» **Your objective**
Every line below that holds the string "JSON" should be copied out.

Stored entries
━━━━━━━━━━━━━━━━━━━━━━━━━━━━━━

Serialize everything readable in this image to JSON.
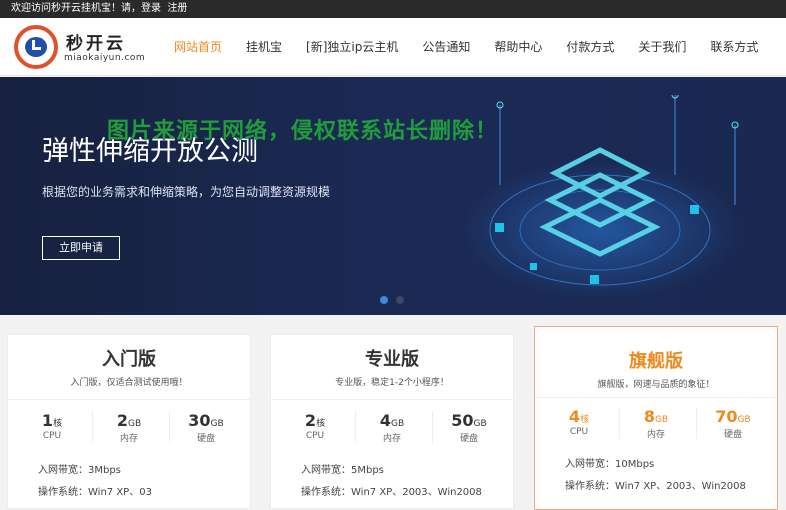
{
  "topbar": {
    "welcome": "欢迎访问秒开云挂机宝！请，",
    "login": "登录",
    "register": "注册"
  },
  "logo": {
    "cn": "秒开云",
    "en": "miaokaiyun.com"
  },
  "nav": [
    "网站首页",
    "挂机宝",
    "[新]独立ip云主机",
    "公告通知",
    "帮助中心",
    "付款方式",
    "关于我们",
    "联系方式"
  ],
  "banner": {
    "title": "弹性伸缩开放公测",
    "subtitle": "根据您的业务需求和伸缩策略，为您自动调整资源规模",
    "button": "立即申请",
    "watermark": "图片来源于网络，侵权联系站长删除！"
  },
  "colors": {
    "accent": "#f08a1c",
    "banner_bg": "#1b2a55",
    "watermark": "#1f9d3a"
  },
  "plans": [
    {
      "name": "入门版",
      "desc": "入门版，仅适合测试使用哦！",
      "specs": [
        {
          "value": "1",
          "unit": "核",
          "label": "CPU"
        },
        {
          "value": "2",
          "unit": "GB",
          "label": "内存"
        },
        {
          "value": "30",
          "unit": "GB",
          "label": "硬盘"
        }
      ],
      "lines": [
        "入网带宽：3Mbps",
        "操作系统：Win7 XP、03"
      ]
    },
    {
      "name": "专业版",
      "desc": "专业版，稳定1-2个小程序！",
      "specs": [
        {
          "value": "2",
          "unit": "核",
          "label": "CPU"
        },
        {
          "value": "4",
          "unit": "GB",
          "label": "内存"
        },
        {
          "value": "50",
          "unit": "GB",
          "label": "硬盘"
        }
      ],
      "lines": [
        "入网带宽：5Mbps",
        "操作系统：Win7 XP、2003、Win2008"
      ]
    },
    {
      "name": "旗舰版",
      "desc": "旗舰版，网速与品质的象征！",
      "specs": [
        {
          "value": "4",
          "unit": "核",
          "label": "CPU"
        },
        {
          "value": "8",
          "unit": "GB",
          "label": "内存"
        },
        {
          "value": "70",
          "unit": "GB",
          "label": "硬盘"
        }
      ],
      "lines": [
        "入网带宽：10Mbps",
        "操作系统：Win7 XP、2003、Win2008"
      ]
    }
  ]
}
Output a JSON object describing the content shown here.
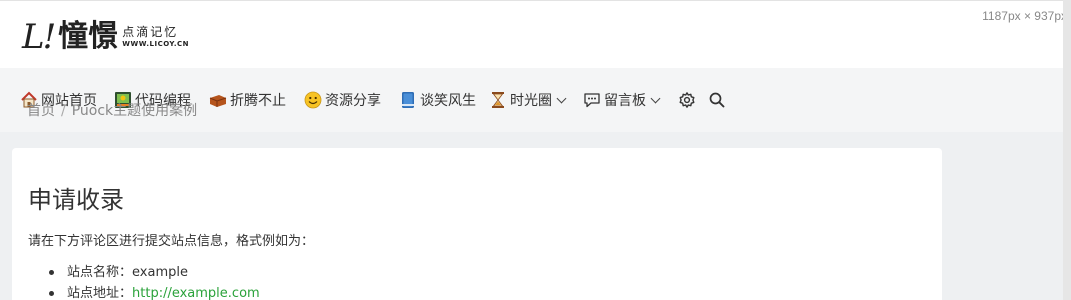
{
  "logo": {
    "script": "L!",
    "main": "憧憬",
    "sub": "点滴记忆",
    "url": "WWW.LICOY.CN"
  },
  "dimension_overlay": "1187px × 937px",
  "nav": {
    "items": [
      {
        "label": "网站首页",
        "icon": "home-icon"
      },
      {
        "label": "代码编程",
        "icon": "code-icon"
      },
      {
        "label": "折腾不止",
        "icon": "brick-icon"
      },
      {
        "label": "资源分享",
        "icon": "smiley-icon"
      },
      {
        "label": "谈笑风生",
        "icon": "book-icon"
      },
      {
        "label": "时光圈",
        "icon": "hourglass-icon",
        "dropdown": true
      },
      {
        "label": "留言板",
        "icon": "chat-icon",
        "dropdown": true
      }
    ],
    "settings_icon": "gear-icon",
    "search_icon": "search-icon"
  },
  "breadcrumb": {
    "home": "首页",
    "separator": "/",
    "current": "Puock主题使用案例"
  },
  "article": {
    "title": "申请收录",
    "intro": "请在下方评论区进行提交站点信息，格式例如为：",
    "fields": [
      {
        "label": "站点名称：",
        "value": "example",
        "is_link": false
      },
      {
        "label": "站点地址：",
        "value": "http://example.com",
        "is_link": true
      }
    ]
  },
  "colors": {
    "link": "#2aa23a",
    "nav_bg": "#f4f5f6",
    "page_bg": "#eef0f2"
  }
}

━━━━━━━━━━━━━━━━━━━━━━━━━━━━━━

» **Final result**
Serialize everything readable in this image to JSON.
Output a JSON object describing the content shown here.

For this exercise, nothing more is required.